• **Instructions for the task**
Reproduce the entries below in full, word for word.

· · · · ·

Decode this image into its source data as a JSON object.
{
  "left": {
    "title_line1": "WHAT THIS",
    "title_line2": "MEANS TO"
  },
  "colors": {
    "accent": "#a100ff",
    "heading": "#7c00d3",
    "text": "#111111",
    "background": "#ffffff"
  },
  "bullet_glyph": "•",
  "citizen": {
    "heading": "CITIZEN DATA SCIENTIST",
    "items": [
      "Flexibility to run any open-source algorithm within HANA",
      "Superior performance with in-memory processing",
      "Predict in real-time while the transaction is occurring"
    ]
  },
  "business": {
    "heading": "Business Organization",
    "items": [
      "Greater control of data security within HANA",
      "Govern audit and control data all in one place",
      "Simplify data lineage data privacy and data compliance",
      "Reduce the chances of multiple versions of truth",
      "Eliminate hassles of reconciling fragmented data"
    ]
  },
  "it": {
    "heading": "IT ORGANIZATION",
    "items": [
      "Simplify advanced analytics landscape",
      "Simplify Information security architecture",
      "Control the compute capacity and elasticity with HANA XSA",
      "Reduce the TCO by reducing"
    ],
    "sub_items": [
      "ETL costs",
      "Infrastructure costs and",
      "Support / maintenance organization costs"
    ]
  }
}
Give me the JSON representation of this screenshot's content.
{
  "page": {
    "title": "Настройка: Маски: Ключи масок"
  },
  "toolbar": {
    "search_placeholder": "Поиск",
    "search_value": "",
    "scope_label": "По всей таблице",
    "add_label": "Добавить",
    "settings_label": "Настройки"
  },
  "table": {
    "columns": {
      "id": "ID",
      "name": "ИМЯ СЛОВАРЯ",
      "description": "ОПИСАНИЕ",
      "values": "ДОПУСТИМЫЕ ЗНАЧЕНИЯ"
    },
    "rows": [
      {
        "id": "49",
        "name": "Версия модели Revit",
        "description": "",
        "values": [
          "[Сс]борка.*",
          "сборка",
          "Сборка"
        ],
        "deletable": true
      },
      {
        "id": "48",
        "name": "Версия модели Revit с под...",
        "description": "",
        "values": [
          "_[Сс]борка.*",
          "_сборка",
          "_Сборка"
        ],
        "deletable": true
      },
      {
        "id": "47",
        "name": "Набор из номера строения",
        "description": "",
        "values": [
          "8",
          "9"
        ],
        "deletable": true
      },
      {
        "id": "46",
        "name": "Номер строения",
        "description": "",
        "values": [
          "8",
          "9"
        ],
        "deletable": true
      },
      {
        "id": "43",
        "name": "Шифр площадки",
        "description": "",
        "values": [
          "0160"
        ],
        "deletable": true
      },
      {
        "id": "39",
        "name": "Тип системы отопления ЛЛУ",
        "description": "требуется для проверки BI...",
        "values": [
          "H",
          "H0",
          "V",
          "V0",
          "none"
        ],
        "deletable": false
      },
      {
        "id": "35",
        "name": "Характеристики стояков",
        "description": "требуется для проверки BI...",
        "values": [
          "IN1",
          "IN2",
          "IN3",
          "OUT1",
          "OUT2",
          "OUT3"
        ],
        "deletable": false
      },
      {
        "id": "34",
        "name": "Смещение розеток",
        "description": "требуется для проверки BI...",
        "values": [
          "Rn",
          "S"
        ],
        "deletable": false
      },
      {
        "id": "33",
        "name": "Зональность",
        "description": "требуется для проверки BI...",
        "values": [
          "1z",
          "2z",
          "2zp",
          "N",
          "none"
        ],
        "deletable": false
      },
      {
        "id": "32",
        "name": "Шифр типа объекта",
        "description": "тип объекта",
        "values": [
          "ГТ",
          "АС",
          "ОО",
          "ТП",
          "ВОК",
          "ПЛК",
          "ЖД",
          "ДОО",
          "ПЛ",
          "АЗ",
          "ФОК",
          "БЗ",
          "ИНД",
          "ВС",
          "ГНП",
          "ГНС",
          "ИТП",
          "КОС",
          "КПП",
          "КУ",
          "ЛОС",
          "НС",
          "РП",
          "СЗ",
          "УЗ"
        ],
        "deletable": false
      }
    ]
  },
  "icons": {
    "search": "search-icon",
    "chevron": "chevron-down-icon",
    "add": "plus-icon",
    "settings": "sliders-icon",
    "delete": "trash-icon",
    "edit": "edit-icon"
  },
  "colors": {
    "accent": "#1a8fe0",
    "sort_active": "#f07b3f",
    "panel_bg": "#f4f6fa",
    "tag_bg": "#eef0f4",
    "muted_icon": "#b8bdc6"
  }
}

· · · · ·

• **Solution for this problem**
Decode this image into its source data as a JSON object.
{
  "left": {
    "title_line1": "WHAT THIS",
    "title_line2": "MEANS TO"
  },
  "colors": {
    "accent": "#a100ff",
    "heading": "#7c00d3",
    "text": "#111111",
    "background": "#ffffff"
  },
  "bullet_glyph": "•",
  "citizen": {
    "heading": "CITIZEN DATA SCIENTIST",
    "items": [
      "Flexibility to run any open-source algorithm within HANA",
      "Superior performance with in-memory processing",
      "Predict in real-time while the transaction is occurring"
    ]
  },
  "business": {
    "heading": "Business Organization",
    "items": [
      "Greater control of data security within HANA",
      "Govern audit and control data all in one place",
      "Simplify data lineage data privacy and data compliance",
      "Reduce the chances of multiple versions of truth",
      "Eliminate hassles of reconciling fragmented data"
    ]
  },
  "it": {
    "heading": "IT ORGANIZATION",
    "items": [
      "Simplify advanced analytics landscape",
      "Simplify Information security architecture",
      "Control the compute capacity and elasticity with HANA XSA",
      "Reduce the TCO by reducing"
    ],
    "sub_items": [
      "ETL costs",
      "Infrastructure costs and",
      "Support / maintenance organization costs"
    ]
  }
}
Give me the JSON representation of this screenshot's content.
{
  "page": {
    "title": "Настройка: Маски: Ключи масок"
  },
  "toolbar": {
    "search_placeholder": "Поиск",
    "search_value": "",
    "scope_label": "По всей таблице",
    "add_label": "Добавить",
    "settings_label": "Настройки"
  },
  "table": {
    "columns": {
      "id": "ID",
      "name": "ИМЯ СЛОВАРЯ",
      "description": "ОПИСАНИЕ",
      "values": "ДОПУСТИМЫЕ ЗНАЧЕНИЯ"
    },
    "rows": [
      {
        "id": "49",
        "name": "Версия модели Revit",
        "description": "",
        "values": [
          "[Сс]борка.*",
          "сборка",
          "Сборка"
        ],
        "deletable": true
      },
      {
        "id": "48",
        "name": "Версия модели Revit с под...",
        "description": "",
        "values": [
          "_[Сс]борка.*",
          "_сборка",
          "_Сборка"
        ],
        "deletable": true
      },
      {
        "id": "47",
        "name": "Набор из номера строения",
        "description": "",
        "values": [
          "8",
          "9"
        ],
        "deletable": true
      },
      {
        "id": "46",
        "name": "Номер строения",
        "description": "",
        "values": [
          "8",
          "9"
        ],
        "deletable": true
      },
      {
        "id": "43",
        "name": "Шифр площадки",
        "description": "",
        "values": [
          "0160"
        ],
        "deletable": true
      },
      {
        "id": "39",
        "name": "Тип системы отопления ЛЛУ",
        "description": "требуется для проверки BI...",
        "values": [
          "H",
          "H0",
          "V",
          "V0",
          "none"
        ],
        "deletable": false
      },
      {
        "id": "35",
        "name": "Характеристики стояков",
        "description": "требуется для проверки BI...",
        "values": [
          "IN1",
          "IN2",
          "IN3",
          "OUT1",
          "OUT2",
          "OUT3"
        ],
        "deletable": false
      },
      {
        "id": "34",
        "name": "Смещение розеток",
        "description": "требуется для проверки BI...",
        "values": [
          "Rn",
          "S"
        ],
        "deletable": false
      },
      {
        "id": "33",
        "name": "Зональность",
        "description": "требуется для проверки BI...",
        "values": [
          "1z",
          "2z",
          "2zp",
          "N",
          "none"
        ],
        "deletable": false
      },
      {
        "id": "32",
        "name": "Шифр типа объекта",
        "description": "тип объекта",
        "values": [
          "ГТ",
          "АС",
          "ОО",
          "ТП",
          "ВОК",
          "ПЛК",
          "ЖД",
          "ДОО",
          "ПЛ",
          "АЗ",
          "ФОК",
          "БЗ",
          "ИНД",
          "ВС",
          "ГНП",
          "ГНС",
          "ИТП",
          "КОС",
          "КПП",
          "КУ",
          "ЛОС",
          "НС",
          "РП",
          "СЗ",
          "УЗ"
        ],
        "deletable": false
      }
    ]
  },
  "icons": {
    "search": "search-icon",
    "chevron": "chevron-down-icon",
    "add": "plus-icon",
    "settings": "sliders-icon",
    "delete": "trash-icon",
    "edit": "edit-icon"
  },
  "colors": {
    "accent": "#1a8fe0",
    "sort_active": "#f07b3f",
    "panel_bg": "#f4f6fa",
    "tag_bg": "#eef0f4",
    "muted_icon": "#b8bdc6"
  }
}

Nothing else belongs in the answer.